LISTING>
------------------------------------------------------------------------
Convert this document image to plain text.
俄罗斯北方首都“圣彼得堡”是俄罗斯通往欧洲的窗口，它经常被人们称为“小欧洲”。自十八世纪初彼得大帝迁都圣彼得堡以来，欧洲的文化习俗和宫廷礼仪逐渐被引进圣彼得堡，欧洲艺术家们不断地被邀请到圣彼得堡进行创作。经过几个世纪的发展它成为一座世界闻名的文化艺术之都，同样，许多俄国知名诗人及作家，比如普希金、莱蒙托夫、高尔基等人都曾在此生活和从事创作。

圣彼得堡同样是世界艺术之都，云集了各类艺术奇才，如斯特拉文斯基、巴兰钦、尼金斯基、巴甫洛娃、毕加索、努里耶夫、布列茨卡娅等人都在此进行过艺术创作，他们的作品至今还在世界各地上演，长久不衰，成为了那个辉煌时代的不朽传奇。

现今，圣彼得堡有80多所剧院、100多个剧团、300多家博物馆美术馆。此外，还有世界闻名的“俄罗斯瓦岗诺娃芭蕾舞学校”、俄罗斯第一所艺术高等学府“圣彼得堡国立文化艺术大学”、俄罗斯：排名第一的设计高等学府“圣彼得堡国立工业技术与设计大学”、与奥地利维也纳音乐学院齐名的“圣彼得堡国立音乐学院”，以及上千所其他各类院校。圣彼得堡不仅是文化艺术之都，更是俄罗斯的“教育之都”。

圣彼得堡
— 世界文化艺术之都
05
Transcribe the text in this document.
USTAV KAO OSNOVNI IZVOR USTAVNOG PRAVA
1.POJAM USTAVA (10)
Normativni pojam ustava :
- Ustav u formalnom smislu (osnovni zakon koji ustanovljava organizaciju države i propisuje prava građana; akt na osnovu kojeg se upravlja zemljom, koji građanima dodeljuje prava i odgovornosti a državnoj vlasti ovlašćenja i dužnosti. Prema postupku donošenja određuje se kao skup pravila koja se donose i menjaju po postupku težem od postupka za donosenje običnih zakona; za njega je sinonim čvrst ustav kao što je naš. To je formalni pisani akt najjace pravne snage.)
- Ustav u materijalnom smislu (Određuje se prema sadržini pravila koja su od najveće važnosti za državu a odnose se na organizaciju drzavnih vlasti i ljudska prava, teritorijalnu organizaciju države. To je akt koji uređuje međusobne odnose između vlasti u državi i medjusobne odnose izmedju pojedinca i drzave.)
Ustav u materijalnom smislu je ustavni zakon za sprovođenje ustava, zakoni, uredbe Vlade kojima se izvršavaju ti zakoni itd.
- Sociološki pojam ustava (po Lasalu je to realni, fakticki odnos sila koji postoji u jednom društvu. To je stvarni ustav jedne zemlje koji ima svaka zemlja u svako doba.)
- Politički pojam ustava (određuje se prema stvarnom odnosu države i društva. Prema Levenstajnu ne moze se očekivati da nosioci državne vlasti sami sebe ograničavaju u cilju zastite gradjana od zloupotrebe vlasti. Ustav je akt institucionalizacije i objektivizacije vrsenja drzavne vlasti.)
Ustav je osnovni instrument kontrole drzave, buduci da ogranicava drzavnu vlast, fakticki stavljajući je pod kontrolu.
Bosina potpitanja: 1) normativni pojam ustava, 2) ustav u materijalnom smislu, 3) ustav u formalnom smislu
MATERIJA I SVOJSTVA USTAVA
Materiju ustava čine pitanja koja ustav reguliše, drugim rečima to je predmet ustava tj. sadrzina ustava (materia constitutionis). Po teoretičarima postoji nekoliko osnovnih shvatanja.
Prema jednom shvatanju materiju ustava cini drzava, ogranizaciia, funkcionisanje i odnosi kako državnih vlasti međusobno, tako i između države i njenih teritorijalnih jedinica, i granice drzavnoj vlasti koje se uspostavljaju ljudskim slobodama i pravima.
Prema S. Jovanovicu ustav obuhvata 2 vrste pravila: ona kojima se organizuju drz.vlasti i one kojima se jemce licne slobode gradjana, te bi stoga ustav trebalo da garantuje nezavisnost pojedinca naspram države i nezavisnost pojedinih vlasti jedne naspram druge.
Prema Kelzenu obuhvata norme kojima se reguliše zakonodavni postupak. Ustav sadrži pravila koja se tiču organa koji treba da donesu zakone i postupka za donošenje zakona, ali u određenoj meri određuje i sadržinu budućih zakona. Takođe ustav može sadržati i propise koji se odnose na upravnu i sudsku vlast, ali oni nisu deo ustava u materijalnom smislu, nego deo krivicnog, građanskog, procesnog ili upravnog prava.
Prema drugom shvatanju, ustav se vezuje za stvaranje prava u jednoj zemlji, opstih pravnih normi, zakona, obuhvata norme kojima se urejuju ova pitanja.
------------------------------------------------------------------------
TASK TO CARRY OUT> Pick out each line above that includes "organizaciju" and show it.

THE OUTPUT>
- Ustav u formalnom smislu (osnovni zakon koji ustanovljava organizaciju države i propisuje prava građana; akt na osnovu kojeg se upravlja zemljom, koji građanima dodeljuje prava i odgovornosti a državnoj vlasti ovlašćenja i dužnosti. Prema postupku donošenja određuje se kao skup pravila koja se donose i menjaju po postupku težem od postupka za donosenje običnih zakona; za njega je sinonim čvrst ustav kao što je naš. To je formalni pisani akt najjace pravne snage.)
- Ustav u materijalnom smislu (Određuje se prema sadržini pravila koja su od najveće važnosti za državu a odnose se na organizaciju drzavnih vlasti i ljudska prava, teritorijalnu organizaciju države. To je akt koji uređuje međusobne odnose između vlasti u državi i medjusobne odnose izmedju pojedinca i drzave.)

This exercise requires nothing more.